Goal: Restate, word for word, all of the material shown below.

Dataset excerpt:
◆ ◆ ◆ ◆ ◆ ◆ ◆
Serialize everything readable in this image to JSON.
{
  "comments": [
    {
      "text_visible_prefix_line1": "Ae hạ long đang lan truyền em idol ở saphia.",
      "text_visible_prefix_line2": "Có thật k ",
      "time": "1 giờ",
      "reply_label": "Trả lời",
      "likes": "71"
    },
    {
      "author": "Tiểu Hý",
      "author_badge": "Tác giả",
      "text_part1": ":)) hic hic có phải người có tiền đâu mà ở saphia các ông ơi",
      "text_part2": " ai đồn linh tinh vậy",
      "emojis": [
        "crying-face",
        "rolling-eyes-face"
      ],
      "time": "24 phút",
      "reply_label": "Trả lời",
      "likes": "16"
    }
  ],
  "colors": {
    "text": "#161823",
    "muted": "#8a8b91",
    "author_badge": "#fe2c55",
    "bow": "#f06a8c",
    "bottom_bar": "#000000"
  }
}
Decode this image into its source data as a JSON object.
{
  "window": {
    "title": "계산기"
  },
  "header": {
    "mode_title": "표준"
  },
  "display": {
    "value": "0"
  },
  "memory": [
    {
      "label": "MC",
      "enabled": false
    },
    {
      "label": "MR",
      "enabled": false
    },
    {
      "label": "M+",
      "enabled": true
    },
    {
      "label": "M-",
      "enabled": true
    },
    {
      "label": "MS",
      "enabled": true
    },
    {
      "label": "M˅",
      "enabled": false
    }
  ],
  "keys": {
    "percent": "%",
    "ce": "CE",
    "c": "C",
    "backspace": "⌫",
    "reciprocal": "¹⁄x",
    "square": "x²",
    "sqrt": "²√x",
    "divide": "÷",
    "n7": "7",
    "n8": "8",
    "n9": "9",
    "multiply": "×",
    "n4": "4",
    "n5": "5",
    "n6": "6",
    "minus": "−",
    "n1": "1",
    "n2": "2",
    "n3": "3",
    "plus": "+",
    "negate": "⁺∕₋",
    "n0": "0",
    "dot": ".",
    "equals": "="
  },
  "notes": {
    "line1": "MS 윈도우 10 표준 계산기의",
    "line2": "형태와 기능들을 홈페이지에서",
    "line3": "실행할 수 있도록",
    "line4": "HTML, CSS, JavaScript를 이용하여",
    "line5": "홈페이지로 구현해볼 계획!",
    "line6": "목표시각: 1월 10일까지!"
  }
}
◆ ◆ ◆ ◆ ◆ ◆ ◆
Answer below:
Serialize everything readable in this image to JSON.
{
  "comments": [
    {
      "text_visible_prefix_line1": "Ae hạ long đang lan truyền em idol ở saphia.",
      "text_visible_prefix_line2": "Có thật k ",
      "time": "1 giờ",
      "reply_label": "Trả lời",
      "likes": "71"
    },
    {
      "author": "Tiểu Hý",
      "author_badge": "Tác giả",
      "text_part1": ":)) hic hic có phải người có tiền đâu mà ở saphia các ông ơi",
      "text_part2": " ai đồn linh tinh vậy",
      "emojis": [
        "crying-face",
        "rolling-eyes-face"
      ],
      "time": "24 phút",
      "reply_label": "Trả lời",
      "likes": "16"
    }
  ],
  "colors": {
    "text": "#161823",
    "muted": "#8a8b91",
    "author_badge": "#fe2c55",
    "bow": "#f06a8c",
    "bottom_bar": "#000000"
  }
}
Decode this image into its source data as a JSON object.
{
  "window": {
    "title": "계산기"
  },
  "header": {
    "mode_title": "표준"
  },
  "display": {
    "value": "0"
  },
  "memory": [
    {
      "label": "MC",
      "enabled": false
    },
    {
      "label": "MR",
      "enabled": false
    },
    {
      "label": "M+",
      "enabled": true
    },
    {
      "label": "M-",
      "enabled": true
    },
    {
      "label": "MS",
      "enabled": true
    },
    {
      "label": "M˅",
      "enabled": false
    }
  ],
  "keys": {
    "percent": "%",
    "ce": "CE",
    "c": "C",
    "backspace": "⌫",
    "reciprocal": "¹⁄x",
    "square": "x²",
    "sqrt": "²√x",
    "divide": "÷",
    "n7": "7",
    "n8": "8",
    "n9": "9",
    "multiply": "×",
    "n4": "4",
    "n5": "5",
    "n6": "6",
    "minus": "−",
    "n1": "1",
    "n2": "2",
    "n3": "3",
    "plus": "+",
    "negate": "⁺∕₋",
    "n0": "0",
    "dot": ".",
    "equals": "="
  },
  "notes": {
    "line1": "MS 윈도우 10 표준 계산기의",
    "line2": "형태와 기능들을 홈페이지에서",
    "line3": "실행할 수 있도록",
    "line4": "HTML, CSS, JavaScript를 이용하여",
    "line5": "홈페이지로 구현해볼 계획!",
    "line6": "목표시각: 1월 10일까지!"
  }
}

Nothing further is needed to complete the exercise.